■ **Data for the task**:
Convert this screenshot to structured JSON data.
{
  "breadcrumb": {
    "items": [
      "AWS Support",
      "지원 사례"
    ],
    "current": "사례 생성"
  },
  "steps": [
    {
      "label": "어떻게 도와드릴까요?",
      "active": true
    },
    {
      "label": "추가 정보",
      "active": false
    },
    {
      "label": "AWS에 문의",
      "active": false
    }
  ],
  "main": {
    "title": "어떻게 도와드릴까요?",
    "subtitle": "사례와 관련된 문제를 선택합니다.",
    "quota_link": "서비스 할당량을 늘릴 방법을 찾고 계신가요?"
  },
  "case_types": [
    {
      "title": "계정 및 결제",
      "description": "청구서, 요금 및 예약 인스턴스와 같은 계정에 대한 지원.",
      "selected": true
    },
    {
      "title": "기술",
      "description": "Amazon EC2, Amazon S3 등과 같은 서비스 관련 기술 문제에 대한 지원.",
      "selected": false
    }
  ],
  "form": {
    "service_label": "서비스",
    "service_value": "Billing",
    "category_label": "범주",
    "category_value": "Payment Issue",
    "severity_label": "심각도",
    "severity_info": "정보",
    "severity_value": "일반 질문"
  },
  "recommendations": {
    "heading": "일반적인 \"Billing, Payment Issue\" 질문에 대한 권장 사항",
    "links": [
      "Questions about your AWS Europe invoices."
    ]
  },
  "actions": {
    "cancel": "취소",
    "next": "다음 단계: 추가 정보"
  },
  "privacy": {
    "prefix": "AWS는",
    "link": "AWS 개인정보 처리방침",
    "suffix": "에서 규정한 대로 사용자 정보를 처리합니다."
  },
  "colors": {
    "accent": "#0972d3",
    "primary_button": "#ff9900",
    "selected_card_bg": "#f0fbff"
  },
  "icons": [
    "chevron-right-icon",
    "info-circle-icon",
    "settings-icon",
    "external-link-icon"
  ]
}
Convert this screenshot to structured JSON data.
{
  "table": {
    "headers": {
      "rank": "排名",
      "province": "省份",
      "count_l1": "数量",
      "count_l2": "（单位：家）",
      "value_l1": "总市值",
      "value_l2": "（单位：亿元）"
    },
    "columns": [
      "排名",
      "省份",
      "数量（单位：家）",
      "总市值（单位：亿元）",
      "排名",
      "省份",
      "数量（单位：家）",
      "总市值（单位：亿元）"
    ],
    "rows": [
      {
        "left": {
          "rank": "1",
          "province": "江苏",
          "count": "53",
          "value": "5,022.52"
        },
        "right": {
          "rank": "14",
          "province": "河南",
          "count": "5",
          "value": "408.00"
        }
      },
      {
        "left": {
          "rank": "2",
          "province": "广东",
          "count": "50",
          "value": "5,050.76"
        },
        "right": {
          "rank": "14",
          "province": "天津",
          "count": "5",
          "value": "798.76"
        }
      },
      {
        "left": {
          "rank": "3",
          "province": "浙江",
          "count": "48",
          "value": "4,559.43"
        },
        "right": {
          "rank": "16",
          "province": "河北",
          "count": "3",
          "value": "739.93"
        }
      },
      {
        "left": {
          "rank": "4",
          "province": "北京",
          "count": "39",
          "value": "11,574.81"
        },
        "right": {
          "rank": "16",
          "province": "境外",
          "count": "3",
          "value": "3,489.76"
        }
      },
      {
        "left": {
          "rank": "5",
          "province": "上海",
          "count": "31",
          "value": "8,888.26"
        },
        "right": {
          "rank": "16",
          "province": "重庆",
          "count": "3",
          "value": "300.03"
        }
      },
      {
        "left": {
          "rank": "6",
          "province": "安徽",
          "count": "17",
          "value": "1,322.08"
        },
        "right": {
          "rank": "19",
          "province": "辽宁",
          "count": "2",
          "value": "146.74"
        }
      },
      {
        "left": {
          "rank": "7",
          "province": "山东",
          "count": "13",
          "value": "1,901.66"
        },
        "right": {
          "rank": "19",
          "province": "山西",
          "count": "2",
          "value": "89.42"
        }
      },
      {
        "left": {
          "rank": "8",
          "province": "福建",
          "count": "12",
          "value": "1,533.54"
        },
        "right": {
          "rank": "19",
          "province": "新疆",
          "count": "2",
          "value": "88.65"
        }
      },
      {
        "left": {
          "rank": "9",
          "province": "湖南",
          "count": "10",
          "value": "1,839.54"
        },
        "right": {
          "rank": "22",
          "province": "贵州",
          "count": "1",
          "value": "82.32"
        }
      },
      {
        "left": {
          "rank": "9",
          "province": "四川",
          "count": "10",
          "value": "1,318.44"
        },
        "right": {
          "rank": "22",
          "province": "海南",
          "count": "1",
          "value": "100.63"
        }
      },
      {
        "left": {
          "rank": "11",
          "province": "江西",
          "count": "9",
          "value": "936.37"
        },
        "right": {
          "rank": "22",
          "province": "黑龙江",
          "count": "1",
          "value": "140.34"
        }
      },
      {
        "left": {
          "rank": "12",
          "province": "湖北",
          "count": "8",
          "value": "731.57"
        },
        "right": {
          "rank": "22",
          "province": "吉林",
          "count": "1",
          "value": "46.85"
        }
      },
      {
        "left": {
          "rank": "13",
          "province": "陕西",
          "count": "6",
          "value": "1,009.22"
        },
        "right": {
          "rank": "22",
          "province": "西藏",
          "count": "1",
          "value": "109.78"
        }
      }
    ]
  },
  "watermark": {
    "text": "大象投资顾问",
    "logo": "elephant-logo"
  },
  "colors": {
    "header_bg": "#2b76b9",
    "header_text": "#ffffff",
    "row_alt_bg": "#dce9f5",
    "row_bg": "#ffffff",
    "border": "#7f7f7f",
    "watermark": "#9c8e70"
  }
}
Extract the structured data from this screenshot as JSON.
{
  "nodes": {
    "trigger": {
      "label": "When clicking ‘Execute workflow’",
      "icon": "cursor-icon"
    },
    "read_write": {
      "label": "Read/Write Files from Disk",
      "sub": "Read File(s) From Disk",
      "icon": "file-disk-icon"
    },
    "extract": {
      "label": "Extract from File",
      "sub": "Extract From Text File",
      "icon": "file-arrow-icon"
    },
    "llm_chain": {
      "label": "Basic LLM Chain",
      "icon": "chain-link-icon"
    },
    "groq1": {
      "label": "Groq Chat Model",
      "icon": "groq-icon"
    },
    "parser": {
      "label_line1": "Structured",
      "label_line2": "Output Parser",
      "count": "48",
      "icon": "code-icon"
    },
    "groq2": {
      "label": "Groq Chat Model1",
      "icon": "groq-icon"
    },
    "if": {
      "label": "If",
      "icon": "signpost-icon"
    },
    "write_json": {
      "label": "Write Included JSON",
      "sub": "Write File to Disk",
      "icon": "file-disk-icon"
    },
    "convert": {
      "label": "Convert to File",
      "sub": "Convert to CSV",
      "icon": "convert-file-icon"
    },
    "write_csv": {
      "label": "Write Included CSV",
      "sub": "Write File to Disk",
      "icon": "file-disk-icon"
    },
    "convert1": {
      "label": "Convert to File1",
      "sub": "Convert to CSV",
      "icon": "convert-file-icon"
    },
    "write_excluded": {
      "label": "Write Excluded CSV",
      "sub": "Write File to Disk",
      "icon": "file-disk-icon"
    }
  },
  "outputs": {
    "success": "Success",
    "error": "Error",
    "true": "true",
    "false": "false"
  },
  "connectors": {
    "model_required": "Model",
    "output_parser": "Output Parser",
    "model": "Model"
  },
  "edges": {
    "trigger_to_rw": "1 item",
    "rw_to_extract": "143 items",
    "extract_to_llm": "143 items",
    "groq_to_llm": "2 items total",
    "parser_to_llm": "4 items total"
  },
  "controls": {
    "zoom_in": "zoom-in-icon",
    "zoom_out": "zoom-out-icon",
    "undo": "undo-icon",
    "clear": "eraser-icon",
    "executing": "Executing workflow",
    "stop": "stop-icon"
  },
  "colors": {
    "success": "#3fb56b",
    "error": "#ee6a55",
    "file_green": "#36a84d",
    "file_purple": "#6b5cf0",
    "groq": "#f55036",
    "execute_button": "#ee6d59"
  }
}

■ **Objective**: Using the data above, copy each line that contains "Issue".

■ **Answer to the task**:
    "category_value": "Payment Issue",
    "heading": "일반적인 \"Billing, Payment Issue\" 질문에 대한 권장 사항",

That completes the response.